Problem to work on: Records follow. Select each line holding "structured".

Figure dataset records:

-- -- --

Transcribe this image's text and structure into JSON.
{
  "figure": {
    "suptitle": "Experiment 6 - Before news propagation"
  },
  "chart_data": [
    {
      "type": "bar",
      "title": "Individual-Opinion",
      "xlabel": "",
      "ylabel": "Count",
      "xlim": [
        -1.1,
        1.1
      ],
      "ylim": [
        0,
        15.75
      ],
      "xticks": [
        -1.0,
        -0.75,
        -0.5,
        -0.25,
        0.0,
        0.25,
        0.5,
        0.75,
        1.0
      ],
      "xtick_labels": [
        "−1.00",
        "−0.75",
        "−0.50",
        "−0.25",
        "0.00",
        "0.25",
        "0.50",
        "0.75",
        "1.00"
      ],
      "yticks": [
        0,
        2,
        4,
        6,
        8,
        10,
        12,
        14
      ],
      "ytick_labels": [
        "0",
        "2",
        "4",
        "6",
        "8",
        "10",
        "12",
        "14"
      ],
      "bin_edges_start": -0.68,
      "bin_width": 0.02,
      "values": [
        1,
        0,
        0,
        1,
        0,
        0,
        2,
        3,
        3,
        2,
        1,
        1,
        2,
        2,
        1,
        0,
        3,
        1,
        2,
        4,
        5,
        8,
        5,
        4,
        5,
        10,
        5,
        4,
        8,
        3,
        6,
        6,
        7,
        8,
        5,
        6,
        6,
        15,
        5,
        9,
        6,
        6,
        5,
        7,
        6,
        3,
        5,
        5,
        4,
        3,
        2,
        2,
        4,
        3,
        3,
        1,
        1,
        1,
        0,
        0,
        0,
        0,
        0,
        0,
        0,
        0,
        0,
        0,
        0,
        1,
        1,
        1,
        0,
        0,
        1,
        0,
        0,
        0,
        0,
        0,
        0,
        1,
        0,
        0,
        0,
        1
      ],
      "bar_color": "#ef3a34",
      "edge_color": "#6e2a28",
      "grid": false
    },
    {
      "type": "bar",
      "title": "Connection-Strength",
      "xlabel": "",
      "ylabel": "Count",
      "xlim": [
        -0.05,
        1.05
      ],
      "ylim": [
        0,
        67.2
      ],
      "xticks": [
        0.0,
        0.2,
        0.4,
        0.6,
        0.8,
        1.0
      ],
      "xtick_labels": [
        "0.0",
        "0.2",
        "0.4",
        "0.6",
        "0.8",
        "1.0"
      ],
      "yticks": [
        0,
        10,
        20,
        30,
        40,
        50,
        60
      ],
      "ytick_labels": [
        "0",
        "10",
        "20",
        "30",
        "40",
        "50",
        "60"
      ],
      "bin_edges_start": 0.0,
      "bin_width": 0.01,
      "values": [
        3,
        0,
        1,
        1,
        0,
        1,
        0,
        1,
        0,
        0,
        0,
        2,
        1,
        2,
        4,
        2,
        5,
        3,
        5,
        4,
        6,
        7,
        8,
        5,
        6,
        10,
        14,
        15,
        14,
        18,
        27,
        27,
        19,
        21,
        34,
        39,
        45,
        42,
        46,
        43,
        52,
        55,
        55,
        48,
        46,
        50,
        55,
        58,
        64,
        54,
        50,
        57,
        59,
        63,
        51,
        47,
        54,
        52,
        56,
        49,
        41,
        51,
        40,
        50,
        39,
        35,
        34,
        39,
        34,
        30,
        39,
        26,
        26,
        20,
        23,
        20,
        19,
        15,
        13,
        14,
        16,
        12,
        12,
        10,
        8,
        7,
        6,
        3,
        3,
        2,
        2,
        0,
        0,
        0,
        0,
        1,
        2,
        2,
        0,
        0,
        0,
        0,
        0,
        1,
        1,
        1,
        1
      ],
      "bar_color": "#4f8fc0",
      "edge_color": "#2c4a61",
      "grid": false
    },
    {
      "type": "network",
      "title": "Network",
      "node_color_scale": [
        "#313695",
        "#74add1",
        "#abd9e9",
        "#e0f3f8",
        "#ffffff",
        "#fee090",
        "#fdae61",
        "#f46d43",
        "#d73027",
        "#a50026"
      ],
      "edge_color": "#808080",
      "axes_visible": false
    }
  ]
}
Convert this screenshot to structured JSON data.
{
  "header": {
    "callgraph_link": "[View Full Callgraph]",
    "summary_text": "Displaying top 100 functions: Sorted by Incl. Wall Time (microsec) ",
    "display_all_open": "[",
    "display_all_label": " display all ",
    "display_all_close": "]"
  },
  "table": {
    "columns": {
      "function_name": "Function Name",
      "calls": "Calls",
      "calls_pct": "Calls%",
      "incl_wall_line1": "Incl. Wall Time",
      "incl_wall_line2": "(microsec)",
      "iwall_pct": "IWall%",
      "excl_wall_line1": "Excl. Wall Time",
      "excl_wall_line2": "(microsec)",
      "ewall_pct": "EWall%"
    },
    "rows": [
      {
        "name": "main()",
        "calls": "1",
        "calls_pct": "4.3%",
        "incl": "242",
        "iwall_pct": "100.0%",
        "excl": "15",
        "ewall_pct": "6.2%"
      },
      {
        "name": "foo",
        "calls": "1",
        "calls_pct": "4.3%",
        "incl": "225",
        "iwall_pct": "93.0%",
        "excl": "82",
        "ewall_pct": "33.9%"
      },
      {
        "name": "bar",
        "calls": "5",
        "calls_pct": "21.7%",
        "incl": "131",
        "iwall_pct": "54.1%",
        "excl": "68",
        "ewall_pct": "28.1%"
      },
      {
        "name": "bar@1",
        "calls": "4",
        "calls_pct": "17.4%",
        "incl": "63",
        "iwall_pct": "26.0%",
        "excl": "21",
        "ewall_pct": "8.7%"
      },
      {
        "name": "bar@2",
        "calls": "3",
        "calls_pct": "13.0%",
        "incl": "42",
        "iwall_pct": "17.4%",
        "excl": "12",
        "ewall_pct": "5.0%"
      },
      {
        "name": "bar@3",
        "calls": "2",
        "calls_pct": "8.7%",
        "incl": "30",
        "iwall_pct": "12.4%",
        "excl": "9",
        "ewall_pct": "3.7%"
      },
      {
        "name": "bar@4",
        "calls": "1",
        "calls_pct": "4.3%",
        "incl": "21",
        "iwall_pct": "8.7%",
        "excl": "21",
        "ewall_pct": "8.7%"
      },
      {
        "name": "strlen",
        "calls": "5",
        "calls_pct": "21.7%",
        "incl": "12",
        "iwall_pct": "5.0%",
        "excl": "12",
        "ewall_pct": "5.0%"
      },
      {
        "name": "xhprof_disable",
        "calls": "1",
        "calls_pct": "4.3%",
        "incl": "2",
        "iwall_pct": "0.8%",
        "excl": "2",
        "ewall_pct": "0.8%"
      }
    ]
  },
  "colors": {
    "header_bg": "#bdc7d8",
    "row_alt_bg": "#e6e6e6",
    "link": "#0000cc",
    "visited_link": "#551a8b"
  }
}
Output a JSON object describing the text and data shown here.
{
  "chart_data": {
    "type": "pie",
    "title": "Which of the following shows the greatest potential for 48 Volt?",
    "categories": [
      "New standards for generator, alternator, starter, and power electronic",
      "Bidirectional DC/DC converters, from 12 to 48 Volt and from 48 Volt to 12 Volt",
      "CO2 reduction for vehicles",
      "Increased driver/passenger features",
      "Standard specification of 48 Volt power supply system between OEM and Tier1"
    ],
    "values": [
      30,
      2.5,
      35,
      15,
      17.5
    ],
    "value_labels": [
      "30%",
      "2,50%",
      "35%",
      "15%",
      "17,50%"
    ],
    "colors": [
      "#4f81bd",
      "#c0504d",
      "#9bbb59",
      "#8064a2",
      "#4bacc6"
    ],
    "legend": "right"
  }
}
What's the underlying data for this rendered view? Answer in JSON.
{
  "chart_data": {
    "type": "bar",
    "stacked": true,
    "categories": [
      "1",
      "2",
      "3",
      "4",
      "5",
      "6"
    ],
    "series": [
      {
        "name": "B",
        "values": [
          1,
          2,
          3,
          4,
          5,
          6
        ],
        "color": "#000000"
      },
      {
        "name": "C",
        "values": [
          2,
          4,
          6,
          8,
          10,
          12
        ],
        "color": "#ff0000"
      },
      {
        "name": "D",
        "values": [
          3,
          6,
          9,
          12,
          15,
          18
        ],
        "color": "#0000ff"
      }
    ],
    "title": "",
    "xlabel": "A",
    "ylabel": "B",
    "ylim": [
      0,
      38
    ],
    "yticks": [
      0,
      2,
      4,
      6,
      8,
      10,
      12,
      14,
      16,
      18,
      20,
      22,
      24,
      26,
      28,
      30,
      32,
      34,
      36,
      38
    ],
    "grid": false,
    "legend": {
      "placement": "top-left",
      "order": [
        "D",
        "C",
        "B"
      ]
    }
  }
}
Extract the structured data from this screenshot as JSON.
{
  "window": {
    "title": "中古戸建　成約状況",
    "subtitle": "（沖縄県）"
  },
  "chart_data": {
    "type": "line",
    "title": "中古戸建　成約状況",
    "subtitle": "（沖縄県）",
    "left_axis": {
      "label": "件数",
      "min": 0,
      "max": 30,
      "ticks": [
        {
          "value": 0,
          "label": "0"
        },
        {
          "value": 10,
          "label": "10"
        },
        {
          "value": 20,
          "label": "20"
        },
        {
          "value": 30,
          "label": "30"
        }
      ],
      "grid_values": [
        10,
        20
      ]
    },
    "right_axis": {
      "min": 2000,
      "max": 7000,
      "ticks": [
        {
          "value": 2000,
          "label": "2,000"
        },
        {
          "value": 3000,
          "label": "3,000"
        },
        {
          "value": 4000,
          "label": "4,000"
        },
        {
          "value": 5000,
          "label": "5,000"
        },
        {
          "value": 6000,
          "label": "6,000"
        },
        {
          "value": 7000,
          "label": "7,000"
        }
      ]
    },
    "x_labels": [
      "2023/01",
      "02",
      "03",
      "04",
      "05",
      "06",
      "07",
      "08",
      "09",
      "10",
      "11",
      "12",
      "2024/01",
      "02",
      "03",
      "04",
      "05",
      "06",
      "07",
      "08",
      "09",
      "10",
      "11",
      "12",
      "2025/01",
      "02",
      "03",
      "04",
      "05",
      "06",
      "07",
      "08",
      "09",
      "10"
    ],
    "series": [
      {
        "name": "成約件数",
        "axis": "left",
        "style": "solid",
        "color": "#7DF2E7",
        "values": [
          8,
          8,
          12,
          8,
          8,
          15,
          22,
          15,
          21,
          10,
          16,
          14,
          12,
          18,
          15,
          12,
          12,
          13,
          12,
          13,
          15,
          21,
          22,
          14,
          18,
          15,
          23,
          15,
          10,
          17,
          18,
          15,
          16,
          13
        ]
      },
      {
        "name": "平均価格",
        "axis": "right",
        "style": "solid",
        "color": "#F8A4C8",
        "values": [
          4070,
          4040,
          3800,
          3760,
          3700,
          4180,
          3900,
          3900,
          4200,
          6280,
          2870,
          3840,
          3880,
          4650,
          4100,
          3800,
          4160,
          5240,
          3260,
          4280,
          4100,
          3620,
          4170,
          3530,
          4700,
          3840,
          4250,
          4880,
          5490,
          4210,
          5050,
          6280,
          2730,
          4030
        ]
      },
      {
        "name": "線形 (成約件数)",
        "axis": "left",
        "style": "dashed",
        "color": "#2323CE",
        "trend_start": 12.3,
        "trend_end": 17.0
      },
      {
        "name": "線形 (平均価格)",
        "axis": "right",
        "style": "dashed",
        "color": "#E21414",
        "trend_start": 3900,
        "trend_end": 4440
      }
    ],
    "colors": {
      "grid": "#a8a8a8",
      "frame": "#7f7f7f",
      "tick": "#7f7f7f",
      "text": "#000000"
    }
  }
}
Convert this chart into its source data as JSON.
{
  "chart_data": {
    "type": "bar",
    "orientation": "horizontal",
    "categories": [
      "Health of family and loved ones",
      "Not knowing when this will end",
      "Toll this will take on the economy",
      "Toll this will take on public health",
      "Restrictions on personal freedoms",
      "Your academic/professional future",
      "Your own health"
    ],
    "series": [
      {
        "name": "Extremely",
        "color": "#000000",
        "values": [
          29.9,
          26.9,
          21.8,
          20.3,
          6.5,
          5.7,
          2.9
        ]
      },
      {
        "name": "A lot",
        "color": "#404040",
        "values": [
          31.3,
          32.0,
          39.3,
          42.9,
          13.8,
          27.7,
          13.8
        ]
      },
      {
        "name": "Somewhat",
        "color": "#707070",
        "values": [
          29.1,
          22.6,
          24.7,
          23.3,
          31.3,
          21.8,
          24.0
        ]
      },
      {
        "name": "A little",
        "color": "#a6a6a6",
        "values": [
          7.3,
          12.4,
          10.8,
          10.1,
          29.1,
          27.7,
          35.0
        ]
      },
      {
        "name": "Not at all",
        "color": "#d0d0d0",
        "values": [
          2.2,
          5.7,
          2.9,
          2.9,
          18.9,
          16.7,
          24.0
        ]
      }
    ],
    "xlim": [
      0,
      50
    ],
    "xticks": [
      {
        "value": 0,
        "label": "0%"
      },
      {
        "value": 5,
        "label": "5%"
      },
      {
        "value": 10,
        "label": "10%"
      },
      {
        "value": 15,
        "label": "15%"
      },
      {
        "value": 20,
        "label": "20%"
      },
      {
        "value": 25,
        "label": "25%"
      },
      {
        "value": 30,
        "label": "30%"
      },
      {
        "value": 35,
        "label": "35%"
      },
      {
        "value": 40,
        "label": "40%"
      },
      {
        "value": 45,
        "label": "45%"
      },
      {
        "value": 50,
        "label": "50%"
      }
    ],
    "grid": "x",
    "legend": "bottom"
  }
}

-- -- --

Problem solution:
Convert this screenshot to structured JSON data.
Extract the structured data from this screenshot as JSON.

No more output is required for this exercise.